Exercise aim: Check each line of the listing, and copy it if it contains the word "其他债务".

Stored records:
....

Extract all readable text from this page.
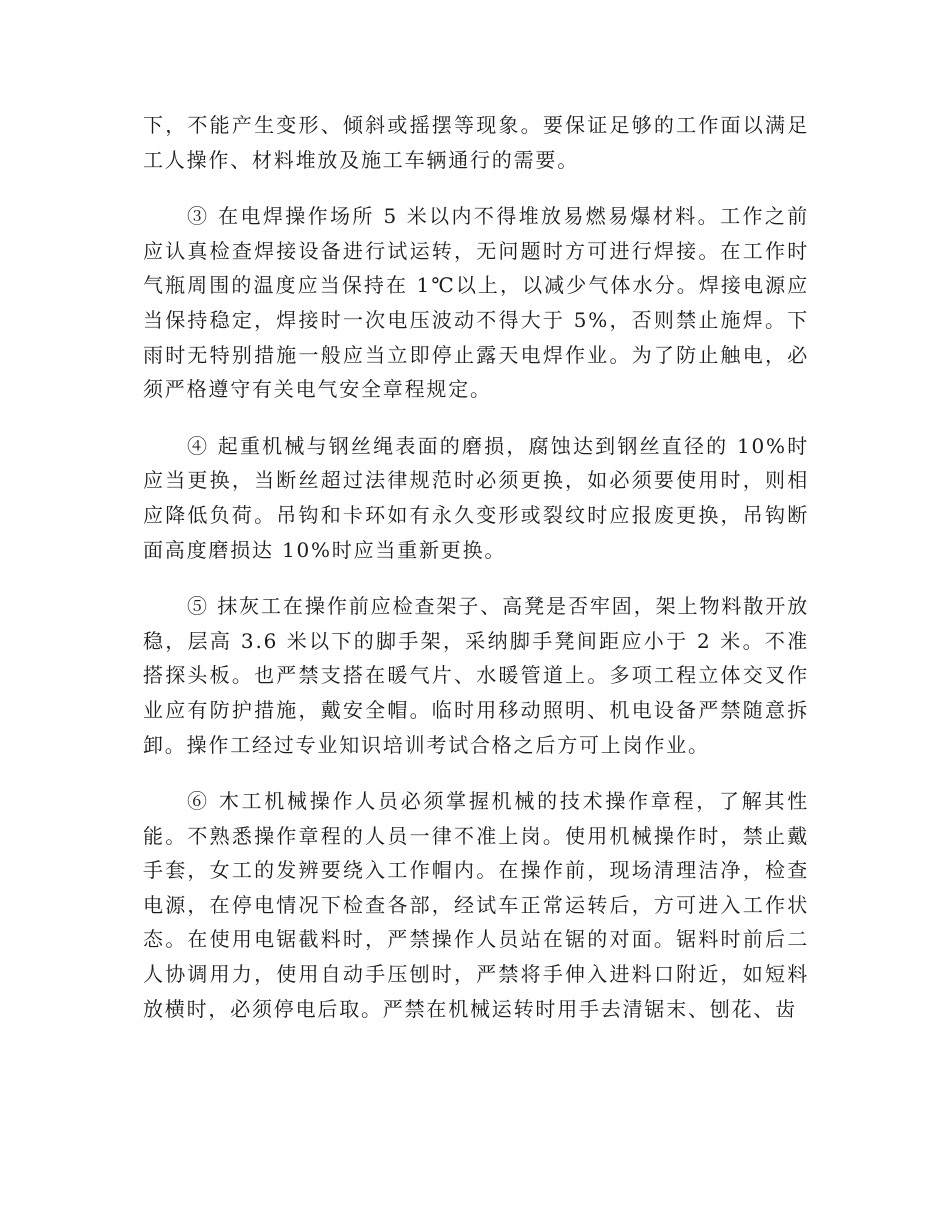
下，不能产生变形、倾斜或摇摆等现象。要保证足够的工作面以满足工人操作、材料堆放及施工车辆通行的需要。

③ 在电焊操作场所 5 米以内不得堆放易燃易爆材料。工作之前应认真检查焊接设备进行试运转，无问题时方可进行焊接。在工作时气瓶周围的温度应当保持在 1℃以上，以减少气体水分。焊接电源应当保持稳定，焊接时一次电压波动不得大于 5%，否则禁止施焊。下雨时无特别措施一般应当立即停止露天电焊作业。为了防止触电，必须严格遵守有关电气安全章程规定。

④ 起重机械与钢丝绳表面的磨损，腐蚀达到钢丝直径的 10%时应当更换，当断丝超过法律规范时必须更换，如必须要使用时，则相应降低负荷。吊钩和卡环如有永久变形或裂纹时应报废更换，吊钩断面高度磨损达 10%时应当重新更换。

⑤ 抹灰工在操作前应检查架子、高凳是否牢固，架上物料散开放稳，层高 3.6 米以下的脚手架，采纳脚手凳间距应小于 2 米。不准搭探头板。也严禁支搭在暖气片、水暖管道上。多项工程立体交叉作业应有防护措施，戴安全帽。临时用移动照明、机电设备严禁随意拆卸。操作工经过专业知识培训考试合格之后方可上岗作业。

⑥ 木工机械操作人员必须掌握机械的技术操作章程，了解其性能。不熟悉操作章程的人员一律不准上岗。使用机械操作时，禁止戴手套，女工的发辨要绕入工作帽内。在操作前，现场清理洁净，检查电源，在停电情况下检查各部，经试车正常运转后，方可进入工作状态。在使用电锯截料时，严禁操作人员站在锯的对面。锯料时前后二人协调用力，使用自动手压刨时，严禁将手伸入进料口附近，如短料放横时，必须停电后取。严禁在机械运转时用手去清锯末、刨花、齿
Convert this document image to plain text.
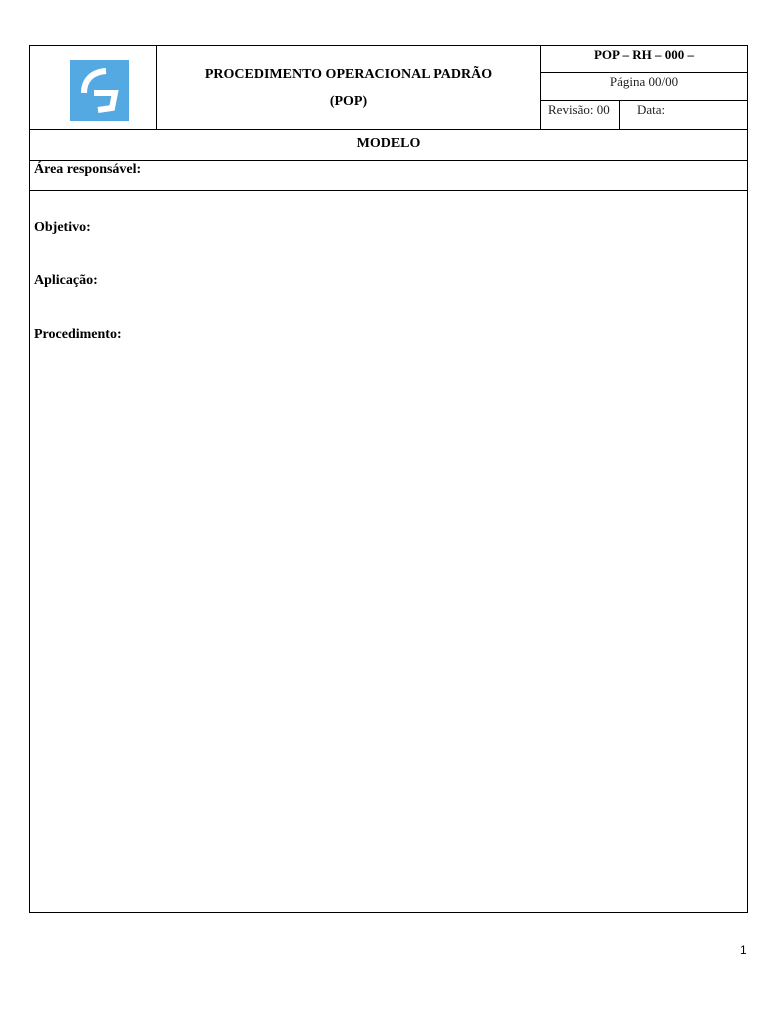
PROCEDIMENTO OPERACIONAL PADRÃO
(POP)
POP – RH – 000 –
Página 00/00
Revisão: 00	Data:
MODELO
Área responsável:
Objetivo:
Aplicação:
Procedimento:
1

....

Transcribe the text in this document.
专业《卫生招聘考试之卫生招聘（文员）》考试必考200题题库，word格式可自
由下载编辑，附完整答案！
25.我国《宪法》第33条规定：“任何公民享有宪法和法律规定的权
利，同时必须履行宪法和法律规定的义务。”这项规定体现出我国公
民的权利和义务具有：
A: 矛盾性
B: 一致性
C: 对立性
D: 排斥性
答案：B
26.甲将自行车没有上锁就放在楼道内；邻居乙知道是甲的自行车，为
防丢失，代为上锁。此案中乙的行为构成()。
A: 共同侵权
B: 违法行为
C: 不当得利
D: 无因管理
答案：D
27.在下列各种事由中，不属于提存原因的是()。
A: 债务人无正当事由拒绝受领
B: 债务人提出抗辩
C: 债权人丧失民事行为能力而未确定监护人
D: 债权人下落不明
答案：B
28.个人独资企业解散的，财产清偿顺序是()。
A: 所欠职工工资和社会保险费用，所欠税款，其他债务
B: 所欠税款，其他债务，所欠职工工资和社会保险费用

....

Task solution:
A: 所欠职工工资和社会保险费用，所欠税款，其他债务
B: 所欠税款，其他债务，所欠职工工资和社会保险费用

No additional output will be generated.